Records excerpted from a collection:
---------------

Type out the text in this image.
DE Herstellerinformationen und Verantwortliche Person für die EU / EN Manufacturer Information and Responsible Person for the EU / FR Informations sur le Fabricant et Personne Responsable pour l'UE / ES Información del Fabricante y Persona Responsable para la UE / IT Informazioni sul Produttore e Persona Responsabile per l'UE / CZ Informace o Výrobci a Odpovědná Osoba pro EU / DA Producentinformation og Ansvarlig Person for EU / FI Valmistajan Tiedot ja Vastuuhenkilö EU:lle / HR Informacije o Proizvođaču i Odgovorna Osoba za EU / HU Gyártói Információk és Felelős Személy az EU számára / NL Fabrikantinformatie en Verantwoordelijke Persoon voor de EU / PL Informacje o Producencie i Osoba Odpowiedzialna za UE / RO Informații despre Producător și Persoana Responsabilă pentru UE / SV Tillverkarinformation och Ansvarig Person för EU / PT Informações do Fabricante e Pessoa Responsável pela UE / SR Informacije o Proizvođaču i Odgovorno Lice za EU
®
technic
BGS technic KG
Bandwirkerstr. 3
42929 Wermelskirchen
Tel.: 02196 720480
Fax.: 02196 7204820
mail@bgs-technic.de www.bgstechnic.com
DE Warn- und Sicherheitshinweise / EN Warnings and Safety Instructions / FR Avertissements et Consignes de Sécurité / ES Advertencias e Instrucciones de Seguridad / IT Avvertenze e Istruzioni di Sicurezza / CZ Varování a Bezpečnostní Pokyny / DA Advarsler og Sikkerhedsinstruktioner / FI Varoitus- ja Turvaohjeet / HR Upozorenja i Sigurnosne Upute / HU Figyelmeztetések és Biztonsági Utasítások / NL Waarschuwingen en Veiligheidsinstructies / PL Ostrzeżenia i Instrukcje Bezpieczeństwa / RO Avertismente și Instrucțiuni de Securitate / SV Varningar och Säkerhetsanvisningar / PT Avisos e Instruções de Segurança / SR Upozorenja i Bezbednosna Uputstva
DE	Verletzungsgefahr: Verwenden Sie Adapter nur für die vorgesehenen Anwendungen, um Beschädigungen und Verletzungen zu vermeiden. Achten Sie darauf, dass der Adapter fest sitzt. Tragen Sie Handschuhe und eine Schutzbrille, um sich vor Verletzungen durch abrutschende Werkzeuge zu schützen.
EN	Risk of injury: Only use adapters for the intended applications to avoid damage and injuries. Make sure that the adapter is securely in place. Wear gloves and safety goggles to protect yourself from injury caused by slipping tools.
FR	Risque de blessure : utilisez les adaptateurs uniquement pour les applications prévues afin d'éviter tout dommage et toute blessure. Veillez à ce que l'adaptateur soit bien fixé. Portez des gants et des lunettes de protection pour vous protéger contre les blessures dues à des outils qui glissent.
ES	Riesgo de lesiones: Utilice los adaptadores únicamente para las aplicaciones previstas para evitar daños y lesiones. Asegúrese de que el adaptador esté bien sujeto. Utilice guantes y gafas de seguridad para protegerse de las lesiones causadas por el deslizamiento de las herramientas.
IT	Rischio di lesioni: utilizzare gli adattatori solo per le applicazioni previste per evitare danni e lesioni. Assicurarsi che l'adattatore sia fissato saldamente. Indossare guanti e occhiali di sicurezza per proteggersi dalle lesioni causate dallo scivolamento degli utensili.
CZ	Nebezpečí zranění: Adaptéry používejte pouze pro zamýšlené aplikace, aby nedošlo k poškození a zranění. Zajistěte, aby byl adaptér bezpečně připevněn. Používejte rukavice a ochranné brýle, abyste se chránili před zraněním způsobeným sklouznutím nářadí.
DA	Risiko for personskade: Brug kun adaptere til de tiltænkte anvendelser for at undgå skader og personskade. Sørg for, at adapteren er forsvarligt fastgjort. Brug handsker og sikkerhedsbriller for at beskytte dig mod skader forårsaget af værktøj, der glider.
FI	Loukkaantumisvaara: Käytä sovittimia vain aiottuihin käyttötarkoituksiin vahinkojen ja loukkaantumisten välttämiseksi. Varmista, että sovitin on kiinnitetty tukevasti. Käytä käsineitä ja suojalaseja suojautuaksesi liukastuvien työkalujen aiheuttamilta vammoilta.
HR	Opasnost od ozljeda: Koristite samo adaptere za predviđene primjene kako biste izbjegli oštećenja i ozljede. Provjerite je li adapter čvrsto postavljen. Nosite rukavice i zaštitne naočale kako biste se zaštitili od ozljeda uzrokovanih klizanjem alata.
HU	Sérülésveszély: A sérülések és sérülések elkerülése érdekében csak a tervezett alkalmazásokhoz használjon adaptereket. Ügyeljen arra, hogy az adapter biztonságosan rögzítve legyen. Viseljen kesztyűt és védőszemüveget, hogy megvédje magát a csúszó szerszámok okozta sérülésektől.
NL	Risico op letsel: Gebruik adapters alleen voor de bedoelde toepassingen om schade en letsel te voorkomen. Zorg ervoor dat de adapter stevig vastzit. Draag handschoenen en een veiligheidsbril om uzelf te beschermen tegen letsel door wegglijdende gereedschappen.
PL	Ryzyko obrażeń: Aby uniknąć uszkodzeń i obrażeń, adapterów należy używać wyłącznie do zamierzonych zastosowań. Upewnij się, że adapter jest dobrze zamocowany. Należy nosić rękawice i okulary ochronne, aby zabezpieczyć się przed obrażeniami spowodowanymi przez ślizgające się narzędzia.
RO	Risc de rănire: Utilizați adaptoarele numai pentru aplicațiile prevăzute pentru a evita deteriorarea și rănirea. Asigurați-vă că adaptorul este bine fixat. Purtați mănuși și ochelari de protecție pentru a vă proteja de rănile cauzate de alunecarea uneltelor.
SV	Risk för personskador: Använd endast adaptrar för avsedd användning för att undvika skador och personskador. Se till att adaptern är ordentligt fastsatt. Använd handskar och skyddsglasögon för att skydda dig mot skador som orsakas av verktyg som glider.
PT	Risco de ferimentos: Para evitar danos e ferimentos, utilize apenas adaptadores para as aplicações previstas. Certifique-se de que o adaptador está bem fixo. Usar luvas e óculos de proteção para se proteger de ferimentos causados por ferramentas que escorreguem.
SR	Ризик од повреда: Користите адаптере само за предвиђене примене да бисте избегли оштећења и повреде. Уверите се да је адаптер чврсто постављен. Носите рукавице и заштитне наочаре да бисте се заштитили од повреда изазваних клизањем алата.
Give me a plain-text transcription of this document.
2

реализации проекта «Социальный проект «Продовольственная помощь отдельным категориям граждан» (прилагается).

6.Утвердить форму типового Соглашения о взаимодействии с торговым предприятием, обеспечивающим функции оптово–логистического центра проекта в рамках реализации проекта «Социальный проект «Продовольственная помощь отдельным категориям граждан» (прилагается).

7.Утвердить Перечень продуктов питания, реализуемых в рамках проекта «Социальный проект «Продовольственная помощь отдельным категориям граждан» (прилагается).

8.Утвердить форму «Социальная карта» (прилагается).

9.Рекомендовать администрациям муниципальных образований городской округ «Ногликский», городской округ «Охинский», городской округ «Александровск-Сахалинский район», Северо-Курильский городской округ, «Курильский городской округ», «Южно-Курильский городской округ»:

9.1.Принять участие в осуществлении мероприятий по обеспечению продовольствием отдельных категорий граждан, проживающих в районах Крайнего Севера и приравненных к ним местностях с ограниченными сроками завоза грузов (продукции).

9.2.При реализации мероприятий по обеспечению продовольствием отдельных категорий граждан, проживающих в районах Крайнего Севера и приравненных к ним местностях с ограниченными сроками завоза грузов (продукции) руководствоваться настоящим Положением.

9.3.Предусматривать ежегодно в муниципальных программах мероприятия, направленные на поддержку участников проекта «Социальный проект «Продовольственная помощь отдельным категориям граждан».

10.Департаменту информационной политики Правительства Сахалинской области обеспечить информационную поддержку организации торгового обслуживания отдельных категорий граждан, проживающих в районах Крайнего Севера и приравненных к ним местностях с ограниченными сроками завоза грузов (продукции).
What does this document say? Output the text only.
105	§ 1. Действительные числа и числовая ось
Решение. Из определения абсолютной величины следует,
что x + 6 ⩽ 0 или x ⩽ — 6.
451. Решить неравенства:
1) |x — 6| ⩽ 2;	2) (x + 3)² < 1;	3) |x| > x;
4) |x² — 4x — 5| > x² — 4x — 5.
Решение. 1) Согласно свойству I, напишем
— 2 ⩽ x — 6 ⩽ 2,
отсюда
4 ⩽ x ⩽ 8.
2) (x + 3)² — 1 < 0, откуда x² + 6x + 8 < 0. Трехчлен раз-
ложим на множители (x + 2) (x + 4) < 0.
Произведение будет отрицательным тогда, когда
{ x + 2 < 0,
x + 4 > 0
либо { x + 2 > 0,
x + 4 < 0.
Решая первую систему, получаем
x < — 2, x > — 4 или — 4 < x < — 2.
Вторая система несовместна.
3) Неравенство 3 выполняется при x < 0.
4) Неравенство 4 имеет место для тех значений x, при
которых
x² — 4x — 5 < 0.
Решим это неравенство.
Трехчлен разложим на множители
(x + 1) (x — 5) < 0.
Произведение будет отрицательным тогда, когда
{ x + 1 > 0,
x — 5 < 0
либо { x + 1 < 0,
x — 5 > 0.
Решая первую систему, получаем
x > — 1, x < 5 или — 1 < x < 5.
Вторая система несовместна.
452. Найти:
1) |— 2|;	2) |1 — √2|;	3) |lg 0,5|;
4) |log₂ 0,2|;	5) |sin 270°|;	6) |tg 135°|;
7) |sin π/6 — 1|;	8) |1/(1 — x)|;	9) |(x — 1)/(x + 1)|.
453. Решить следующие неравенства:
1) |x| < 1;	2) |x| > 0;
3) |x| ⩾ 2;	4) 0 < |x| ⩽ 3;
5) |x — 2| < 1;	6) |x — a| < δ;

---------------

What the task asks: Identify every line above with the string "Трехчлен" in it. Copy those lines.

Correct result:
2) (x + 3)² — 1 < 0, откуда x² + 6x + 8 < 0. Трехчлен раз-
Трехчлен разложим на множители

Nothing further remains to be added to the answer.